## Task goal
Reproduce the listing below character for character; drop every image.

Figure content listings:

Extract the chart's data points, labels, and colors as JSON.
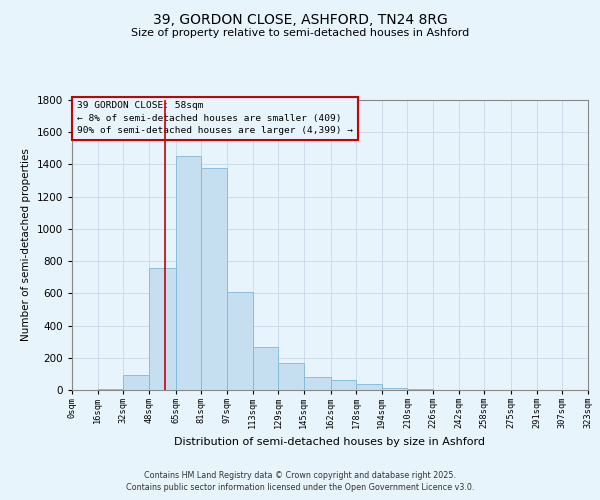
{
  "title1": "39, GORDON CLOSE, ASHFORD, TN24 8RG",
  "title2": "Size of property relative to semi-detached houses in Ashford",
  "xlabel": "Distribution of semi-detached houses by size in Ashford",
  "ylabel": "Number of semi-detached properties",
  "annotation_title": "39 GORDON CLOSE: 58sqm",
  "annotation_line1": "← 8% of semi-detached houses are smaller (409)",
  "annotation_line2": "90% of semi-detached houses are larger (4,399) →",
  "footer1": "Contains HM Land Registry data © Crown copyright and database right 2025.",
  "footer2": "Contains public sector information licensed under the Open Government Licence v3.0.",
  "bar_left_edges": [
    0,
    16,
    32,
    48,
    65,
    81,
    97,
    113,
    129,
    145,
    162,
    178,
    194,
    210,
    226,
    242,
    258,
    275,
    291,
    307
  ],
  "bar_widths": [
    16,
    16,
    16,
    17,
    16,
    16,
    16,
    16,
    16,
    17,
    16,
    16,
    16,
    16,
    16,
    16,
    17,
    16,
    16,
    16
  ],
  "bar_heights": [
    0,
    5,
    95,
    760,
    1450,
    1380,
    610,
    270,
    165,
    80,
    60,
    35,
    10,
    5,
    2,
    1,
    0,
    0,
    0,
    0
  ],
  "tick_labels": [
    "0sqm",
    "16sqm",
    "32sqm",
    "48sqm",
    "65sqm",
    "81sqm",
    "97sqm",
    "113sqm",
    "129sqm",
    "145sqm",
    "162sqm",
    "178sqm",
    "194sqm",
    "210sqm",
    "226sqm",
    "242sqm",
    "258sqm",
    "275sqm",
    "291sqm",
    "307sqm",
    "323sqm"
  ],
  "tick_positions": [
    0,
    16,
    32,
    48,
    65,
    81,
    97,
    113,
    129,
    145,
    162,
    178,
    194,
    210,
    226,
    242,
    258,
    275,
    291,
    307,
    323
  ],
  "xlim": [
    0,
    323
  ],
  "ylim": [
    0,
    1800
  ],
  "yticks": [
    0,
    200,
    400,
    600,
    800,
    1000,
    1200,
    1400,
    1600,
    1800
  ],
  "bar_color": "#c6dff0",
  "bar_edge_color": "#7fb8d8",
  "highlight_x": 58,
  "highlight_color": "#cc0000",
  "annotation_box_color": "#cc0000",
  "grid_color": "#c8d8e8",
  "background_color": "#e8f4fc"
}
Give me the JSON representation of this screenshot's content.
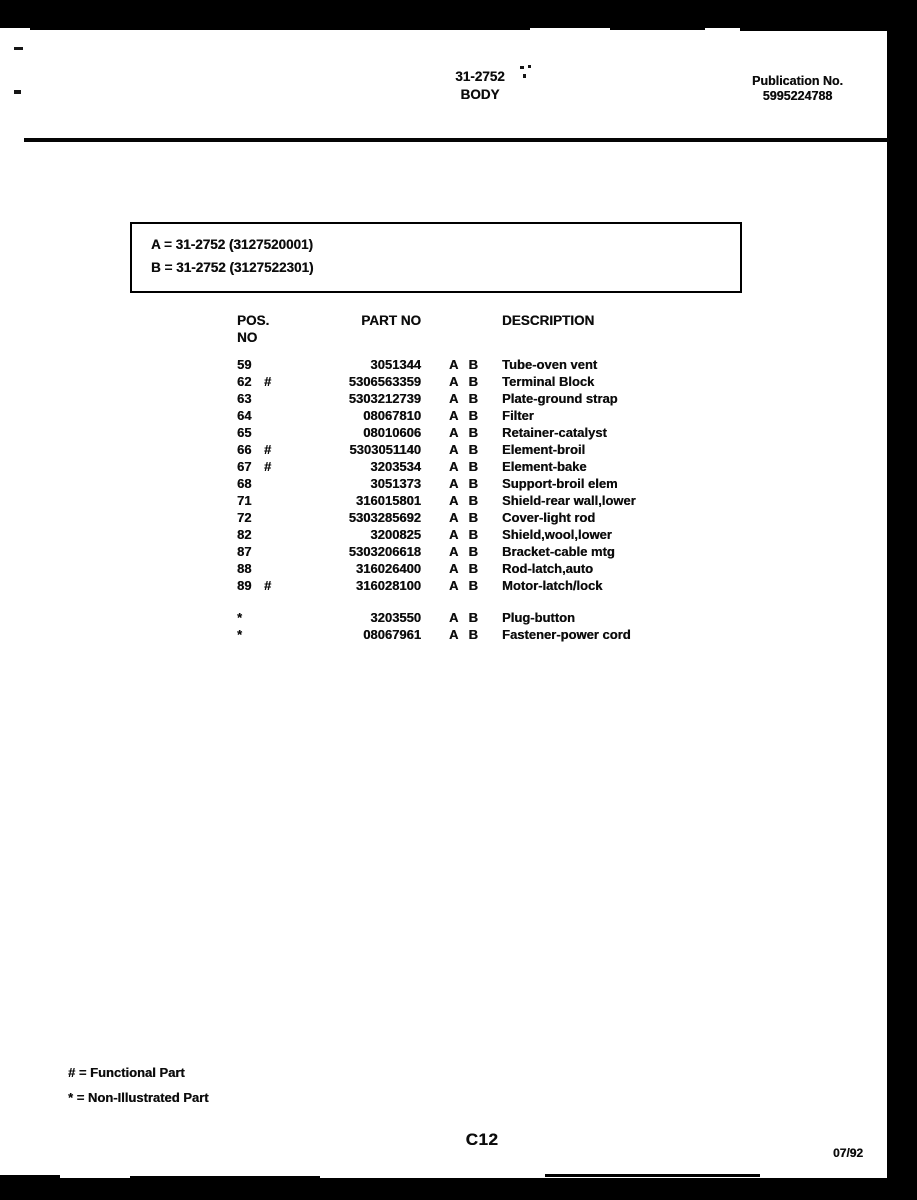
{
  "header": {
    "doc_number": "31-2752",
    "section": "BODY",
    "publication_label": "Publication No.",
    "publication_number": "5995224788"
  },
  "model_box": {
    "line_a": "A = 31-2752 (3127520001)",
    "line_b": "B = 31-2752 (3127522301)"
  },
  "parts_table": {
    "headers": {
      "pos": "POS. NO",
      "part": "PART NO",
      "desc": "DESCRIPTION"
    },
    "rows": [
      {
        "pos": "59",
        "flag": "",
        "part": "3051344",
        "models": "A B",
        "desc": "Tube-oven vent"
      },
      {
        "pos": "62",
        "flag": "#",
        "part": "5306563359",
        "models": "A B",
        "desc": "Terminal Block"
      },
      {
        "pos": "63",
        "flag": "",
        "part": "5303212739",
        "models": "A B",
        "desc": "Plate-ground strap"
      },
      {
        "pos": "64",
        "flag": "",
        "part": "08067810",
        "models": "A B",
        "desc": "Filter"
      },
      {
        "pos": "65",
        "flag": "",
        "part": "08010606",
        "models": "A B",
        "desc": "Retainer-catalyst"
      },
      {
        "pos": "66",
        "flag": "#",
        "part": "5303051140",
        "models": "A B",
        "desc": "Element-broil"
      },
      {
        "pos": "67",
        "flag": "#",
        "part": "3203534",
        "models": "A B",
        "desc": "Element-bake"
      },
      {
        "pos": "68",
        "flag": "",
        "part": "3051373",
        "models": "A B",
        "desc": "Support-broil elem"
      },
      {
        "pos": "71",
        "flag": "",
        "part": "316015801",
        "models": "A B",
        "desc": "Shield-rear wall,lower"
      },
      {
        "pos": "72",
        "flag": "",
        "part": "5303285692",
        "models": "A B",
        "desc": "Cover-light rod"
      },
      {
        "pos": "82",
        "flag": "",
        "part": "3200825",
        "models": "A B",
        "desc": "Shield,wool,lower"
      },
      {
        "pos": "87",
        "flag": "",
        "part": "5303206618",
        "models": "A B",
        "desc": "Bracket-cable mtg"
      },
      {
        "pos": "88",
        "flag": "",
        "part": "316026400",
        "models": "A B",
        "desc": "Rod-latch,auto"
      },
      {
        "pos": "89",
        "flag": "#",
        "part": "316028100",
        "models": "A B",
        "desc": "Motor-latch/lock"
      }
    ],
    "extra_rows": [
      {
        "pos": "*",
        "flag": "",
        "part": "3203550",
        "models": "A B",
        "desc": "Plug-button"
      },
      {
        "pos": "*",
        "flag": "",
        "part": "08067961",
        "models": "A B",
        "desc": "Fastener-power cord"
      }
    ]
  },
  "legend": {
    "functional": "# = Functional Part",
    "non_illustrated": "* = Non-Illustrated Part"
  },
  "footer": {
    "page_number": "C12",
    "date_code": "07/92"
  }
}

## Completed task
Extract the chart's data points, labels, and colors as JSON.
{
  "title1": "39, GORDON CLOSE, ASHFORD, TN24 8RG",
  "title2": "Size of property relative to semi-detached houses in Ashford",
  "xlabel": "Distribution of semi-detached houses by size in Ashford",
  "ylabel": "Number of semi-detached properties",
  "annotation_title": "39 GORDON CLOSE: 58sqm",
  "annotation_line1": "← 8% of semi-detached houses are smaller (409)",
  "annotation_line2": "90% of semi-detached houses are larger (4,399) →",
  "footer1": "Contains HM Land Registry data © Crown copyright and database right 2025.",
  "footer2": "Contains public sector information licensed under the Open Government Licence v3.0.",
  "bar_left_edges": [
    0,
    16,
    32,
    48,
    65,
    81,
    97,
    113,
    129,
    145,
    162,
    178,
    194,
    210,
    226,
    242,
    258,
    275,
    291,
    307
  ],
  "bar_widths": [
    16,
    16,
    16,
    17,
    16,
    16,
    16,
    16,
    16,
    17,
    16,
    16,
    16,
    16,
    16,
    16,
    17,
    16,
    16,
    16
  ],
  "bar_heights": [
    0,
    5,
    95,
    760,
    1450,
    1380,
    610,
    270,
    165,
    80,
    60,
    35,
    10,
    5,
    2,
    1,
    0,
    0,
    0,
    0
  ],
  "tick_labels": [
    "0sqm",
    "16sqm",
    "32sqm",
    "48sqm",
    "65sqm",
    "81sqm",
    "97sqm",
    "113sqm",
    "129sqm",
    "145sqm",
    "162sqm",
    "178sqm",
    "194sqm",
    "210sqm",
    "226sqm",
    "242sqm",
    "258sqm",
    "275sqm",
    "291sqm",
    "307sqm",
    "323sqm"
  ],
  "tick_positions": [
    0,
    16,
    32,
    48,
    65,
    81,
    97,
    113,
    129,
    145,
    162,
    178,
    194,
    210,
    226,
    242,
    258,
    275,
    291,
    307,
    323
  ],
  "xlim": [
    0,
    323
  ],
  "ylim": [
    0,
    1800
  ],
  "yticks": [
    0,
    200,
    400,
    600,
    800,
    1000,
    1200,
    1400,
    1600,
    1800
  ],
  "bar_color": "#c6dff0",
  "bar_edge_color": "#7fb8d8",
  "highlight_x": 58,
  "highlight_color": "#cc0000",
  "annotation_box_color": "#cc0000",
  "grid_color": "#c8d8e8",
  "background_color": "#e8f4fc"
}
Give me the JSON representation of this screenshot's content.
{
  "header": {
    "doc_number": "31-2752",
    "section": "BODY",
    "publication_label": "Publication No.",
    "publication_number": "5995224788"
  },
  "model_box": {
    "line_a": "A = 31-2752 (3127520001)",
    "line_b": "B = 31-2752 (3127522301)"
  },
  "parts_table": {
    "headers": {
      "pos": "POS. NO",
      "part": "PART NO",
      "desc": "DESCRIPTION"
    },
    "rows": [
      {
        "pos": "59",
        "flag": "",
        "part": "3051344",
        "models": "A B",
        "desc": "Tube-oven vent"
      },
      {
        "pos": "62",
        "flag": "#",
        "part": "5306563359",
        "models": "A B",
        "desc": "Terminal Block"
      },
      {
        "pos": "63",
        "flag": "",
        "part": "5303212739",
        "models": "A B",
        "desc": "Plate-ground strap"
      },
      {
        "pos": "64",
        "flag": "",
        "part": "08067810",
        "models": "A B",
        "desc": "Filter"
      },
      {
        "pos": "65",
        "flag": "",
        "part": "08010606",
        "models": "A B",
        "desc": "Retainer-catalyst"
      },
      {
        "pos": "66",
        "flag": "#",
        "part": "5303051140",
        "models": "A B",
        "desc": "Element-broil"
      },
      {
        "pos": "67",
        "flag": "#",
        "part": "3203534",
        "models": "A B",
        "desc": "Element-bake"
      },
      {
        "pos": "68",
        "flag": "",
        "part": "3051373",
        "models": "A B",
        "desc": "Support-broil elem"
      },
      {
        "pos": "71",
        "flag": "",
        "part": "316015801",
        "models": "A B",
        "desc": "Shield-rear wall,lower"
      },
      {
        "pos": "72",
        "flag": "",
        "part": "5303285692",
        "models": "A B",
        "desc": "Cover-light rod"
      },
      {
        "pos": "82",
        "flag": "",
        "part": "3200825",
        "models": "A B",
        "desc": "Shield,wool,lower"
      },
      {
        "pos": "87",
        "flag": "",
        "part": "5303206618",
        "models": "A B",
        "desc": "Bracket-cable mtg"
      },
      {
        "pos": "88",
        "flag": "",
        "part": "316026400",
        "models": "A B",
        "desc": "Rod-latch,auto"
      },
      {
        "pos": "89",
        "flag": "#",
        "part": "316028100",
        "models": "A B",
        "desc": "Motor-latch/lock"
      }
    ],
    "extra_rows": [
      {
        "pos": "*",
        "flag": "",
        "part": "3203550",
        "models": "A B",
        "desc": "Plug-button"
      },
      {
        "pos": "*",
        "flag": "",
        "part": "08067961",
        "models": "A B",
        "desc": "Fastener-power cord"
      }
    ]
  },
  "legend": {
    "functional": "# = Functional Part",
    "non_illustrated": "* = Non-Illustrated Part"
  },
  "footer": {
    "page_number": "C12",
    "date_code": "07/92"
  }
}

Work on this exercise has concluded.